§ RECORDS FOR THE EXERCISE
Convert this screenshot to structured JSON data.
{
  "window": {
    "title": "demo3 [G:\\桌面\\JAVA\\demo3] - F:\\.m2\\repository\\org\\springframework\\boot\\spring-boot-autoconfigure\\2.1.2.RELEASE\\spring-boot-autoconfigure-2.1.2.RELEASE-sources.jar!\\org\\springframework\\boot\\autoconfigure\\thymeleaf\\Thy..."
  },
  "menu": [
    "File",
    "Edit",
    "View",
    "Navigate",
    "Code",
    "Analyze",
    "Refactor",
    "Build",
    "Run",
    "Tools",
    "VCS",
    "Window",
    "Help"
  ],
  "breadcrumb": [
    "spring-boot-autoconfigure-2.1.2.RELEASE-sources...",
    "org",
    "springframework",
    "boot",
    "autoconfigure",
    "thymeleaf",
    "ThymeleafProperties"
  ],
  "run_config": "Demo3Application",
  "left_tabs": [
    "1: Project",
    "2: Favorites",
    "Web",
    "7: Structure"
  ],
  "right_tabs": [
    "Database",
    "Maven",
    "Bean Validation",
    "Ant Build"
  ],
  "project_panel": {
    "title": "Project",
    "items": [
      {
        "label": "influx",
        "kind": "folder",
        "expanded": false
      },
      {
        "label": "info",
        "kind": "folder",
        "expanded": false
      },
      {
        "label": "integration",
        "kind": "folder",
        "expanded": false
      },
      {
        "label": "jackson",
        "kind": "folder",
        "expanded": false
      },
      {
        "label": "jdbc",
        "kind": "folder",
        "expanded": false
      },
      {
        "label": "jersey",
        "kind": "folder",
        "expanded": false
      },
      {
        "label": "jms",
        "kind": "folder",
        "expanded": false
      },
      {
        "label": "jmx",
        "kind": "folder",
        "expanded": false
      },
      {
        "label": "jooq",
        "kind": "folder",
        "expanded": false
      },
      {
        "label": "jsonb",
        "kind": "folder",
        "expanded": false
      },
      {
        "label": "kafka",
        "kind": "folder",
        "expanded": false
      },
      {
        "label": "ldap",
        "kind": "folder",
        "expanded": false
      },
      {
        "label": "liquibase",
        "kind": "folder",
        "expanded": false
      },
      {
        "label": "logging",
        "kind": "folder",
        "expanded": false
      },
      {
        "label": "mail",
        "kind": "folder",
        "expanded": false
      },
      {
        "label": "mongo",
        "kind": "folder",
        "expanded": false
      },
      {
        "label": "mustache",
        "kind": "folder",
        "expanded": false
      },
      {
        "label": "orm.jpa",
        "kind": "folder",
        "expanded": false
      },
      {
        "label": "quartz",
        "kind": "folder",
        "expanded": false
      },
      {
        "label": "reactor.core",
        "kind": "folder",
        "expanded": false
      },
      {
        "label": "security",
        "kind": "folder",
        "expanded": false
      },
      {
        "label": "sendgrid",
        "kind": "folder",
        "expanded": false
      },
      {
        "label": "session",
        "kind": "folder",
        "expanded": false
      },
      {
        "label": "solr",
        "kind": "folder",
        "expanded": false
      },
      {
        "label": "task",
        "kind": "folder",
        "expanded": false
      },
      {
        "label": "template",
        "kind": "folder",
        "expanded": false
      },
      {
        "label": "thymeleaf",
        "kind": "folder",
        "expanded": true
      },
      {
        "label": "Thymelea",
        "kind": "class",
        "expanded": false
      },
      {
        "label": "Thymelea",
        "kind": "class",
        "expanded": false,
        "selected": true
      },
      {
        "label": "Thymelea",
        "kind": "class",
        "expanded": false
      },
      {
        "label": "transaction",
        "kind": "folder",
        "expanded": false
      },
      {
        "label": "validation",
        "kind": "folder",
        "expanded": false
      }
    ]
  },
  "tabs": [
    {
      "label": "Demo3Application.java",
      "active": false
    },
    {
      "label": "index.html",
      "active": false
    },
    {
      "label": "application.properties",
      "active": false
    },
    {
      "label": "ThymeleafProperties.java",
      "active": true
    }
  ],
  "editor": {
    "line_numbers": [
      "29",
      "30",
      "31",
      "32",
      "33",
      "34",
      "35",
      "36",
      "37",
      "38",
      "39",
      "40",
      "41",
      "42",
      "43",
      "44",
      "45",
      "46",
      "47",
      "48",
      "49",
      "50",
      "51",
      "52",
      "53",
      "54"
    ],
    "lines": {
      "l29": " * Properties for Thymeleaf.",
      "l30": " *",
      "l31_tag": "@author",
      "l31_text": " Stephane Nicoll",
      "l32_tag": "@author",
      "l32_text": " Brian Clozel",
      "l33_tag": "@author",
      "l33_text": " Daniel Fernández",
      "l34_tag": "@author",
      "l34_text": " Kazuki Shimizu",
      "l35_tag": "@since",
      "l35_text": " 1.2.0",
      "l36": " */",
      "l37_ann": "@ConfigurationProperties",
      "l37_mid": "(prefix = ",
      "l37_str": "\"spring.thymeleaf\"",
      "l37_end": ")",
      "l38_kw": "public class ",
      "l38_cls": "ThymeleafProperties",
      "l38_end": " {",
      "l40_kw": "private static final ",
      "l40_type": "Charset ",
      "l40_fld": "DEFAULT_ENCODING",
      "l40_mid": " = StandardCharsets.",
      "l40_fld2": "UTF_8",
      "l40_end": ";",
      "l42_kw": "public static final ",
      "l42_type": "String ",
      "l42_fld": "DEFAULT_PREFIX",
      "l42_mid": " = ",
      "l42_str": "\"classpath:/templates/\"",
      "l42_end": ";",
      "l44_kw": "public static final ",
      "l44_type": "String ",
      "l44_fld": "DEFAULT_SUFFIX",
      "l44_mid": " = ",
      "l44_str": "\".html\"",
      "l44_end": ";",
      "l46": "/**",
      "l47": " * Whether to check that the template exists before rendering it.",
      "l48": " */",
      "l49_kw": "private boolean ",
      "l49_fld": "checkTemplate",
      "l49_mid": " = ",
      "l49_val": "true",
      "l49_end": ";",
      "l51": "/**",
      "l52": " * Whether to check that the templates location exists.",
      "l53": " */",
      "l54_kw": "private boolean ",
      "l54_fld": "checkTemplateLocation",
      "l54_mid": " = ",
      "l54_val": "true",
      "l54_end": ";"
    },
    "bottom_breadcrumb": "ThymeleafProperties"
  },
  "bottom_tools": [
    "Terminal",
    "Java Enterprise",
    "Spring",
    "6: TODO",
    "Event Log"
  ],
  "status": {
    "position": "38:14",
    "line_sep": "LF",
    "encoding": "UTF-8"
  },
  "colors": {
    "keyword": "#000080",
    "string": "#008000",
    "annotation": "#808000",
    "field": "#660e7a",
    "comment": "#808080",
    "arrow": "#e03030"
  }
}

--

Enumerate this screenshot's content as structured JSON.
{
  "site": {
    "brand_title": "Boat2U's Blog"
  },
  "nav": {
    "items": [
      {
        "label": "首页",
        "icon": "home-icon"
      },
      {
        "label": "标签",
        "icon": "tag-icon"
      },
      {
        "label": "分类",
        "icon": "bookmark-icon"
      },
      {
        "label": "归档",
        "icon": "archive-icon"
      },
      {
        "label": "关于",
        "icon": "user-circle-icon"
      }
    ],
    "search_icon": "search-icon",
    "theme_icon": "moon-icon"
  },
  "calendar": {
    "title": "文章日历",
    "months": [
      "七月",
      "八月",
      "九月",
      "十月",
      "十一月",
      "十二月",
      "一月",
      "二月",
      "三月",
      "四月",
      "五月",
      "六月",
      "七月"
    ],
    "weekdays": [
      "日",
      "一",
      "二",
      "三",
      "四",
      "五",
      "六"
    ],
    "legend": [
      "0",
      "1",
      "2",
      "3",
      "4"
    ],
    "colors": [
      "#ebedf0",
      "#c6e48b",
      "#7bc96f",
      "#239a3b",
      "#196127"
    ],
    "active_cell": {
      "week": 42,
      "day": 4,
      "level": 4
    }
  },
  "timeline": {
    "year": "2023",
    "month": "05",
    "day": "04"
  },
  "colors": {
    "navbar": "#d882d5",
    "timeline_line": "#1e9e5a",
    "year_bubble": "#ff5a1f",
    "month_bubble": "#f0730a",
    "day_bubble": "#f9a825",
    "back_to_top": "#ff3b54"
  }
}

§ TO DO
Where does the word "private" appear in the listing? List each line that holds it.

§ WORKED SOLUTION
      "l40_kw": "private static final ",
      "l49_kw": "private boolean ",
      "l54_kw": "private boolean ",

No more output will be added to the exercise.